GIVEN REQUEST: Without the pictures, can you quote each line below exactly?

TASK INPUTS:
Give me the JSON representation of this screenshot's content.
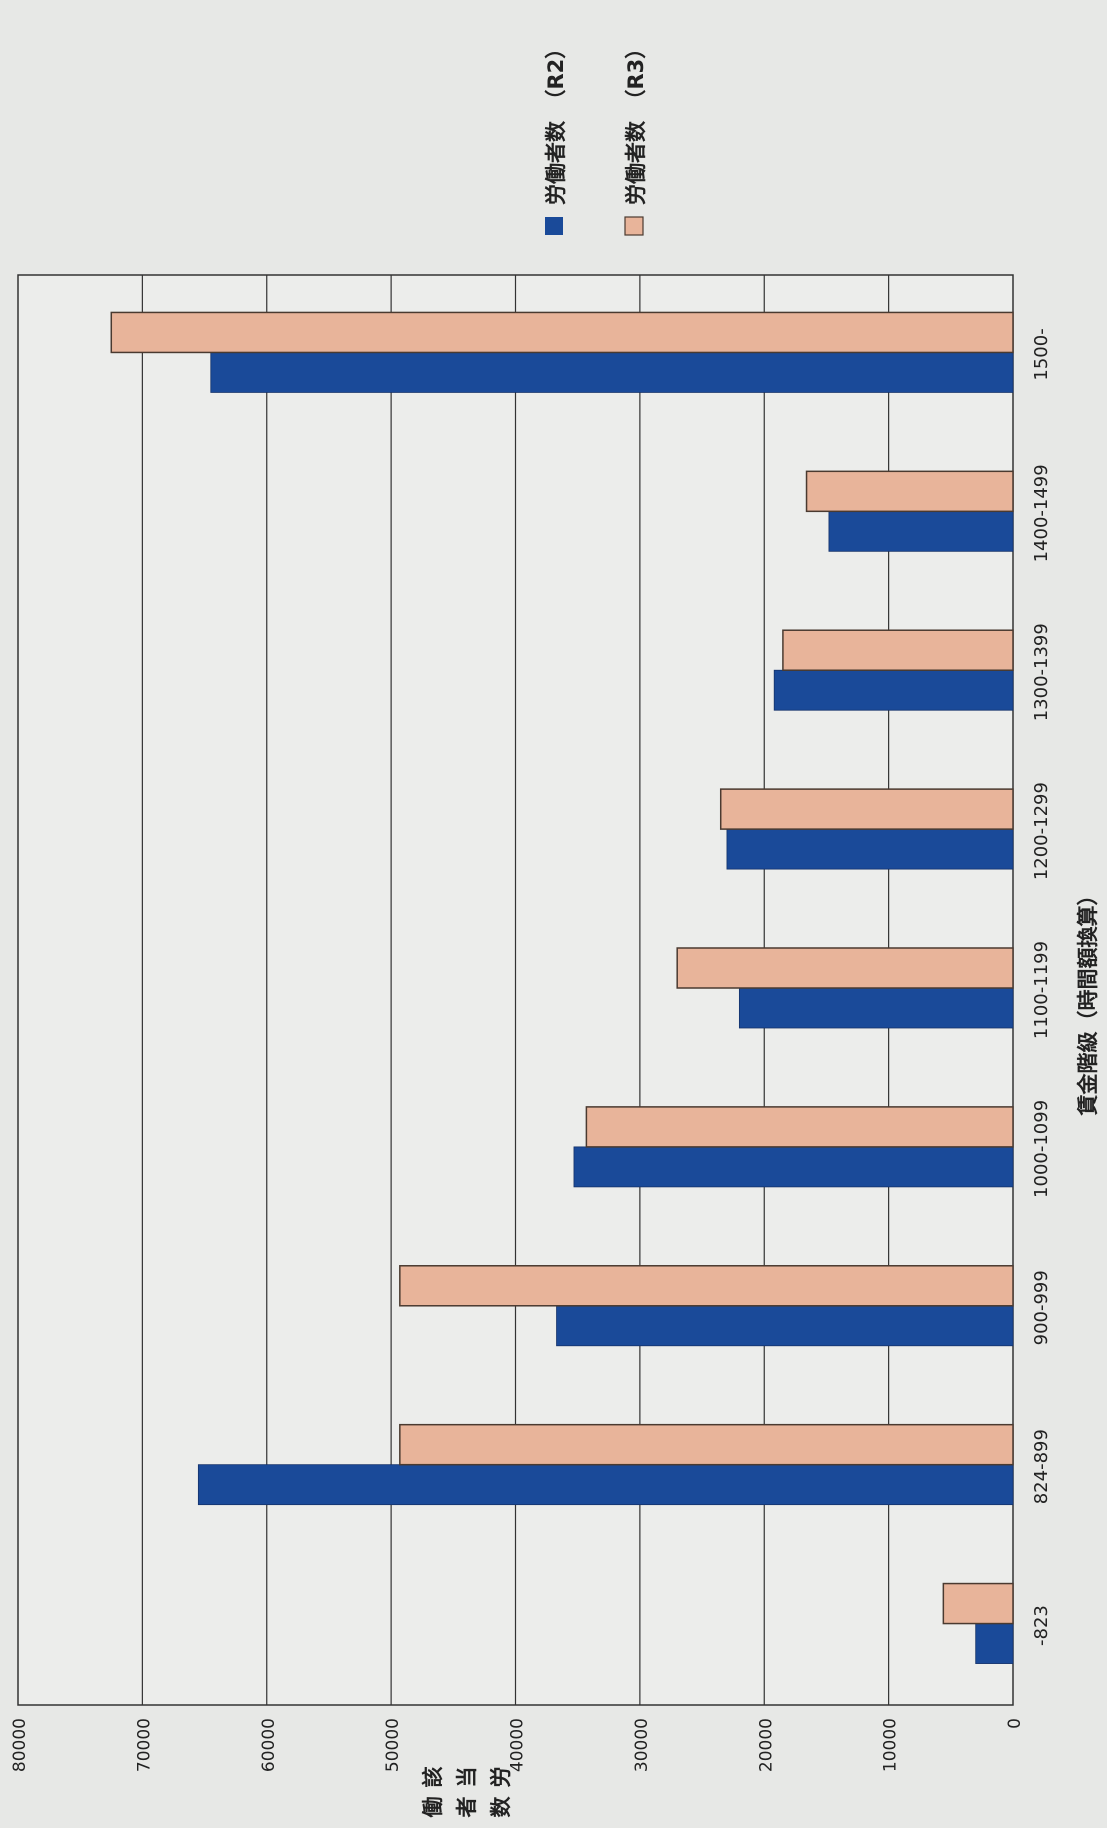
{
  "chart_data": {
    "type": "bar",
    "orientation": "horizontal",
    "rotated_page": true,
    "categories": [
      "-823",
      "824-899",
      "900-999",
      "1000-1099",
      "1100-1199",
      "1200-1299",
      "1300-1399",
      "1400-1499",
      "1500-"
    ],
    "series": [
      {
        "name": "労働者数　（R2）",
        "color": "#1a4a99",
        "values": [
          3000,
          65500,
          36700,
          35300,
          22000,
          23000,
          19200,
          14800,
          64500
        ]
      },
      {
        "name": "労働者数　（R3）",
        "color": "#e8b49a",
        "values": [
          5600,
          49300,
          49300,
          34300,
          27000,
          23500,
          18500,
          16600,
          72500
        ]
      }
    ],
    "xlabel": "賃金階級（時間額換算）",
    "ylabel": "該当労働者数",
    "ylim": [
      0,
      80000
    ],
    "ticks": [
      0,
      10000,
      20000,
      30000,
      40000,
      50000,
      60000,
      70000,
      80000
    ],
    "grid": true,
    "legend_position": "top-right"
  }
}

FINISHED ANSWER:
Give me the JSON representation of this screenshot's content.
{
  "chart_data": {
    "type": "bar",
    "orientation": "horizontal",
    "rotated_page": true,
    "categories": [
      "-823",
      "824-899",
      "900-999",
      "1000-1099",
      "1100-1199",
      "1200-1299",
      "1300-1399",
      "1400-1499",
      "1500-"
    ],
    "series": [
      {
        "name": "労働者数　（R2）",
        "color": "#1a4a99",
        "values": [
          3000,
          65500,
          36700,
          35300,
          22000,
          23000,
          19200,
          14800,
          64500
        ]
      },
      {
        "name": "労働者数　（R3）",
        "color": "#e8b49a",
        "values": [
          5600,
          49300,
          49300,
          34300,
          27000,
          23500,
          18500,
          16600,
          72500
        ]
      }
    ],
    "xlabel": "賃金階級（時間額換算）",
    "ylabel": "該当労働者数",
    "ylim": [
      0,
      80000
    ],
    "ticks": [
      0,
      10000,
      20000,
      30000,
      40000,
      50000,
      60000,
      70000,
      80000
    ],
    "grid": true,
    "legend_position": "top-right"
  }
}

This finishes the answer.